── Task input ──

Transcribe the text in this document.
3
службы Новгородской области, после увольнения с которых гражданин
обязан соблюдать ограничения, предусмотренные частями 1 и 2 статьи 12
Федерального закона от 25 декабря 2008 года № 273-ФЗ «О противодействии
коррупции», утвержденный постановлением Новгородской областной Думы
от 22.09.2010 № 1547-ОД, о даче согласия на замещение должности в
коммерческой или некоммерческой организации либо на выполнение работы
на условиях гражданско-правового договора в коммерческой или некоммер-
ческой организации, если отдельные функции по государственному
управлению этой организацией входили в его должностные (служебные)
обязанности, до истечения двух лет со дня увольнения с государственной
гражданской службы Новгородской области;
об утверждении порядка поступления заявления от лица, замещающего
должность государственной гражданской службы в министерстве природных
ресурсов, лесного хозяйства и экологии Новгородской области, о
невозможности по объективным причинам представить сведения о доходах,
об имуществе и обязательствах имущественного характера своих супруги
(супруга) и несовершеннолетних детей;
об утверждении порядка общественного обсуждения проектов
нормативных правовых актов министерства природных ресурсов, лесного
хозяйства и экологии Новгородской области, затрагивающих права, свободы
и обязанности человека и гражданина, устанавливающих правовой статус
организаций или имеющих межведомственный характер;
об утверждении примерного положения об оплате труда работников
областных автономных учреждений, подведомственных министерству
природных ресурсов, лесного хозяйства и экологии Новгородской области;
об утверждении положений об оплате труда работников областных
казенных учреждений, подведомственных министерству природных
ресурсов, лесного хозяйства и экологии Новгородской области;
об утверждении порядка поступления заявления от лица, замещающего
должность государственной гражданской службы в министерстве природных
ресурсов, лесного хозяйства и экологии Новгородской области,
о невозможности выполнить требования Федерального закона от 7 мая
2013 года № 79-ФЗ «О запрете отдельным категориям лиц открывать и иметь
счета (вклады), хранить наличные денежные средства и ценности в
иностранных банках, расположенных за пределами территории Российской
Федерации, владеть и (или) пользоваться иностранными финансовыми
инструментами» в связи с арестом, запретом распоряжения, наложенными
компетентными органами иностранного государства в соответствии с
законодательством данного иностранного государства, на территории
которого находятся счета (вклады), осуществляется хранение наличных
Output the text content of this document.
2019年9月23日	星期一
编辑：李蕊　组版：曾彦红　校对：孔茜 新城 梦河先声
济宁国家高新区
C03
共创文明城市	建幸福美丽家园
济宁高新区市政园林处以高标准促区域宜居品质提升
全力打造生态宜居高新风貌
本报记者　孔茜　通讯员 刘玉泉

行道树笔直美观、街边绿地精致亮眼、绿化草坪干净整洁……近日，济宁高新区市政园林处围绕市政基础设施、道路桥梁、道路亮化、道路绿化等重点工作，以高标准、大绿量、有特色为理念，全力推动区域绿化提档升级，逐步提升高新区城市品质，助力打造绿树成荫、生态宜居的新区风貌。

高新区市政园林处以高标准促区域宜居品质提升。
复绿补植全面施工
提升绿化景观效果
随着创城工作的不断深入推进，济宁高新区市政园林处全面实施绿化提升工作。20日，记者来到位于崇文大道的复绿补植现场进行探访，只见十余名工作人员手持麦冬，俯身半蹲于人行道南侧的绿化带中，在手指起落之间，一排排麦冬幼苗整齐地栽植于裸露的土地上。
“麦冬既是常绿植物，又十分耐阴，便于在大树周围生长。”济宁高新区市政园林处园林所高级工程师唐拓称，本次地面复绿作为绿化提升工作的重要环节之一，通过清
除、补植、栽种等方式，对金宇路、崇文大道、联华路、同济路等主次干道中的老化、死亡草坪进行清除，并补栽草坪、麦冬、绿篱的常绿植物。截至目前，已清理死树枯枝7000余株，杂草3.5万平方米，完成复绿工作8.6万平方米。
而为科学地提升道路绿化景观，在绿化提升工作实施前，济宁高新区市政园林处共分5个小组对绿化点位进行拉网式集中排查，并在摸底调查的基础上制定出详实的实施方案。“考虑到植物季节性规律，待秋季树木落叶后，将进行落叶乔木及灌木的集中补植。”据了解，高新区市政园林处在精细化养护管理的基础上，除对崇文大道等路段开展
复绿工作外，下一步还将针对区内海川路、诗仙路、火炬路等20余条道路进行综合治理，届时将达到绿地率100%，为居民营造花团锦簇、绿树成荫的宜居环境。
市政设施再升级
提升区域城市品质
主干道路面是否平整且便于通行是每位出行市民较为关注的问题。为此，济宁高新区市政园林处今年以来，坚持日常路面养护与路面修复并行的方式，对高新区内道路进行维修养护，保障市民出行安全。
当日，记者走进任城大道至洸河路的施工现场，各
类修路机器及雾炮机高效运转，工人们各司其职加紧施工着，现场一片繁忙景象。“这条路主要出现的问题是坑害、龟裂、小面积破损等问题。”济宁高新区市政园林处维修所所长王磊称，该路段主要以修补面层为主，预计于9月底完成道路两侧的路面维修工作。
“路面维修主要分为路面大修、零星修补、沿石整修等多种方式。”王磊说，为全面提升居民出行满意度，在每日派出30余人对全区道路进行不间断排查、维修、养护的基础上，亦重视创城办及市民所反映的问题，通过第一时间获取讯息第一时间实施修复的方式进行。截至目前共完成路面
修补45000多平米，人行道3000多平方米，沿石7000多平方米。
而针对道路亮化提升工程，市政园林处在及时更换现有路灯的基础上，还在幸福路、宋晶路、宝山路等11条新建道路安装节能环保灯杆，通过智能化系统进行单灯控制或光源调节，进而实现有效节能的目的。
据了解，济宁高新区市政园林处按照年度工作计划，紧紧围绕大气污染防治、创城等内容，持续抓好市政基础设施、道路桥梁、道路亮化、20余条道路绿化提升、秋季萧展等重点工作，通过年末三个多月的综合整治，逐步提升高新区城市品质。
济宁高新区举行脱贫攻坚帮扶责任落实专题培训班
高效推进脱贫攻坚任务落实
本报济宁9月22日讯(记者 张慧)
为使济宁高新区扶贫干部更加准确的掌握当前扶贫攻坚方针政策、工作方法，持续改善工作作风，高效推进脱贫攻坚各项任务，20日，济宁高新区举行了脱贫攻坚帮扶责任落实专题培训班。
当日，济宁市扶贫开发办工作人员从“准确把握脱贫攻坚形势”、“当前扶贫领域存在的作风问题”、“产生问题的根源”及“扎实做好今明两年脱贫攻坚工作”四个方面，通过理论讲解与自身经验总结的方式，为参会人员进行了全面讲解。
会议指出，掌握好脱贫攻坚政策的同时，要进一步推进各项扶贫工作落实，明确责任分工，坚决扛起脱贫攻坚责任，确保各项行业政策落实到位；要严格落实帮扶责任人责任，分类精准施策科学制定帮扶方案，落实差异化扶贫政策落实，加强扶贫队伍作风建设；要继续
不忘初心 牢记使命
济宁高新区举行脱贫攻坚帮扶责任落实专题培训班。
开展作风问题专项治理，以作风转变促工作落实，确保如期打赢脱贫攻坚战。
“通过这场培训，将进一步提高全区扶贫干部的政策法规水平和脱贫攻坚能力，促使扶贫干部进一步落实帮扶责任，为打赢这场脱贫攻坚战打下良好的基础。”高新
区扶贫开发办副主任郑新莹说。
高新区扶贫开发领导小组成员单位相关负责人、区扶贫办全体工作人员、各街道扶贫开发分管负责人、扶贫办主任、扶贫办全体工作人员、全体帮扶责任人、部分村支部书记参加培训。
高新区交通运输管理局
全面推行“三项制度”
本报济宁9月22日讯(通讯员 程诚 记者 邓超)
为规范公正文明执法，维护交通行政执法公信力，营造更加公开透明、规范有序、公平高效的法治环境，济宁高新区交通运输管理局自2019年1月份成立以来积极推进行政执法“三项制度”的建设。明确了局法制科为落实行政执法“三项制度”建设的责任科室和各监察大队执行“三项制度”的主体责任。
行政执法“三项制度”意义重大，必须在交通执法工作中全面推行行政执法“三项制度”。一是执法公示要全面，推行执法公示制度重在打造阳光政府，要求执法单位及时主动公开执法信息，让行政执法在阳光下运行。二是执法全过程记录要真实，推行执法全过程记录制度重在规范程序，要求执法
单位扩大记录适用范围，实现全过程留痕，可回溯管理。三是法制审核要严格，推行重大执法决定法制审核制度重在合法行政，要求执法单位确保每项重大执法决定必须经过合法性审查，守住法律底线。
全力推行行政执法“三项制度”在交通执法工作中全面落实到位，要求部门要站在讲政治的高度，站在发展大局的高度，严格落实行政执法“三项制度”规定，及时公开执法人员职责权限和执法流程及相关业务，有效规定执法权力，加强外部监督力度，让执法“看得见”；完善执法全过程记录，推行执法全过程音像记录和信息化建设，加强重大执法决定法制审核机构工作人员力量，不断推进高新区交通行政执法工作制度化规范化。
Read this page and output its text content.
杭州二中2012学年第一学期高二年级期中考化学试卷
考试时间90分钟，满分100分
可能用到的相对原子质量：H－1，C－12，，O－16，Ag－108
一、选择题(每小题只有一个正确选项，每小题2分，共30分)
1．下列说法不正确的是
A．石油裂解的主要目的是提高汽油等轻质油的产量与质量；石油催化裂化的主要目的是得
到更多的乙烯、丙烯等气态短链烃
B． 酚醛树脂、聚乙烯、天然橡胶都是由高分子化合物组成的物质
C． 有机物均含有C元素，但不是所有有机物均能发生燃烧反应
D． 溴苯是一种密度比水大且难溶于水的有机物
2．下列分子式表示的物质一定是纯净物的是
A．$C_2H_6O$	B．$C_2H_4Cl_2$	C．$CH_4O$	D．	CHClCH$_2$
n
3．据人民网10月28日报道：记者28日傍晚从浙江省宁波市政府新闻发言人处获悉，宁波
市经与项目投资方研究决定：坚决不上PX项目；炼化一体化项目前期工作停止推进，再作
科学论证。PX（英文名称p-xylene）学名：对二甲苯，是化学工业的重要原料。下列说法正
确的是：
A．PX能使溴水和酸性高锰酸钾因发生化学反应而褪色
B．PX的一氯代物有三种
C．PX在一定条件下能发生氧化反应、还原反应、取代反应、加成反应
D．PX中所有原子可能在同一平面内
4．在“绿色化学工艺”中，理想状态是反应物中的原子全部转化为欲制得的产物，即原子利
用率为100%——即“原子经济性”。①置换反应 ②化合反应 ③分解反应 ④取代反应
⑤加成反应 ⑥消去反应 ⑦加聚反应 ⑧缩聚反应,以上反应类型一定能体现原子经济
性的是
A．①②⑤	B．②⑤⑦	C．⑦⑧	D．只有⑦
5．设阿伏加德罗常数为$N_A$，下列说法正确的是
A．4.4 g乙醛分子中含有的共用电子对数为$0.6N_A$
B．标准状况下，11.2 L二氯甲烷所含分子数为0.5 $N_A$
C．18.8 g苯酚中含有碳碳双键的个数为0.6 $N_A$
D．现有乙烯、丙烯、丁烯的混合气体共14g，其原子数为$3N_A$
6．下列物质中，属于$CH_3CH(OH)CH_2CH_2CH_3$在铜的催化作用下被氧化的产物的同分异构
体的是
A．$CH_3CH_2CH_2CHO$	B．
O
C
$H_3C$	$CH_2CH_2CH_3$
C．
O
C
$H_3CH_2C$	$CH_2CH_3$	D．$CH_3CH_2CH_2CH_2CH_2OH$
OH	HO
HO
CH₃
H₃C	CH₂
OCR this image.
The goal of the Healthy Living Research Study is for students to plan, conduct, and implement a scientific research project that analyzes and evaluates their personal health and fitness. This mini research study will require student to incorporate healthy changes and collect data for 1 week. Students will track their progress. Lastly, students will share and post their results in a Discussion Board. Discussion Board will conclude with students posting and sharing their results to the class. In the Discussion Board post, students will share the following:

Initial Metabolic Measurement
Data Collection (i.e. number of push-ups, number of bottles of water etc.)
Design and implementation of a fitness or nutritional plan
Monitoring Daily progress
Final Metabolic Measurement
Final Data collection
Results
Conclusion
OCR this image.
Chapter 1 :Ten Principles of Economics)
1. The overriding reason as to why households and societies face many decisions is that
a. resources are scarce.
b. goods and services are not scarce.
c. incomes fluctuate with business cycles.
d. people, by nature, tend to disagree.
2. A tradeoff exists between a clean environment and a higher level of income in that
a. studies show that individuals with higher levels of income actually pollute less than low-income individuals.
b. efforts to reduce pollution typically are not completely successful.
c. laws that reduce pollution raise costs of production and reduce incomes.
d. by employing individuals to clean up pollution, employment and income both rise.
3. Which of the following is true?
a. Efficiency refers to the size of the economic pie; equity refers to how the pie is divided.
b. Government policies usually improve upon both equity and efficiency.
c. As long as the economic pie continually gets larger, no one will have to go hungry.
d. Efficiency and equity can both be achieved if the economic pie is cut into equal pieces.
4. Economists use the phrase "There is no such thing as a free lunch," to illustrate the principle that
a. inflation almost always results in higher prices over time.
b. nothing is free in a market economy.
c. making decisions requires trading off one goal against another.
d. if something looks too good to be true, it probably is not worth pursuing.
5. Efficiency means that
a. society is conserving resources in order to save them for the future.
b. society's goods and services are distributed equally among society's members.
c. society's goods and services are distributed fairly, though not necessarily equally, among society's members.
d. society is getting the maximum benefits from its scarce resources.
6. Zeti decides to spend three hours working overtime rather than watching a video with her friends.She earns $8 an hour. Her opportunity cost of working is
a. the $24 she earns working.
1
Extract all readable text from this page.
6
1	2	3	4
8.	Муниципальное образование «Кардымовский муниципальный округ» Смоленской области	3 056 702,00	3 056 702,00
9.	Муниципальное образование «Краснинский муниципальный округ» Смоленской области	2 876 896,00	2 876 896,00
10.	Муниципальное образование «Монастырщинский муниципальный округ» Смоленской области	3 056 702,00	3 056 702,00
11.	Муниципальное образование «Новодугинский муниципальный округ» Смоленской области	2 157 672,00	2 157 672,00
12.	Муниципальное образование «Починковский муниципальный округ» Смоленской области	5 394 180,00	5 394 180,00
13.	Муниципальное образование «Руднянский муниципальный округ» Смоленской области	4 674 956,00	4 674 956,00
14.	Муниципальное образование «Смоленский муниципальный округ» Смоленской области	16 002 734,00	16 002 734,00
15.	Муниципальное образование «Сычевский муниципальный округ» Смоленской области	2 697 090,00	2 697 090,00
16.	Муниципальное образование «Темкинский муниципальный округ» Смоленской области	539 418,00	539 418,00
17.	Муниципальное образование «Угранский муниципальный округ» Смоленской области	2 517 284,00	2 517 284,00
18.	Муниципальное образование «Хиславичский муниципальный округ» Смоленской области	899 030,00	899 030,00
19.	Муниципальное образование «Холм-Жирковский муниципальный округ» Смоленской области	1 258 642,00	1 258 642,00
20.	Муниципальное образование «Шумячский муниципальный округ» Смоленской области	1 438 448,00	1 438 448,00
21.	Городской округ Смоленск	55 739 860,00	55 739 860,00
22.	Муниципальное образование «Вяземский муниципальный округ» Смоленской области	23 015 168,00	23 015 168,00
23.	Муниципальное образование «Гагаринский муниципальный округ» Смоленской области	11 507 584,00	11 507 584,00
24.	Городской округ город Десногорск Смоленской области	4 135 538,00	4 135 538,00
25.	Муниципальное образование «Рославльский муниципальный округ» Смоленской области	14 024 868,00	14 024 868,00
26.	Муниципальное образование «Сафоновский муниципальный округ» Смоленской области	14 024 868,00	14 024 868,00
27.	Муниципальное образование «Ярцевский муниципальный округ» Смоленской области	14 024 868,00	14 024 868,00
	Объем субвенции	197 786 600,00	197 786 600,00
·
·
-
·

───

Task description » Copy out every line of the listing that contains the string "Final".

Written answer »
Final Metabolic Measurement
Final Data collection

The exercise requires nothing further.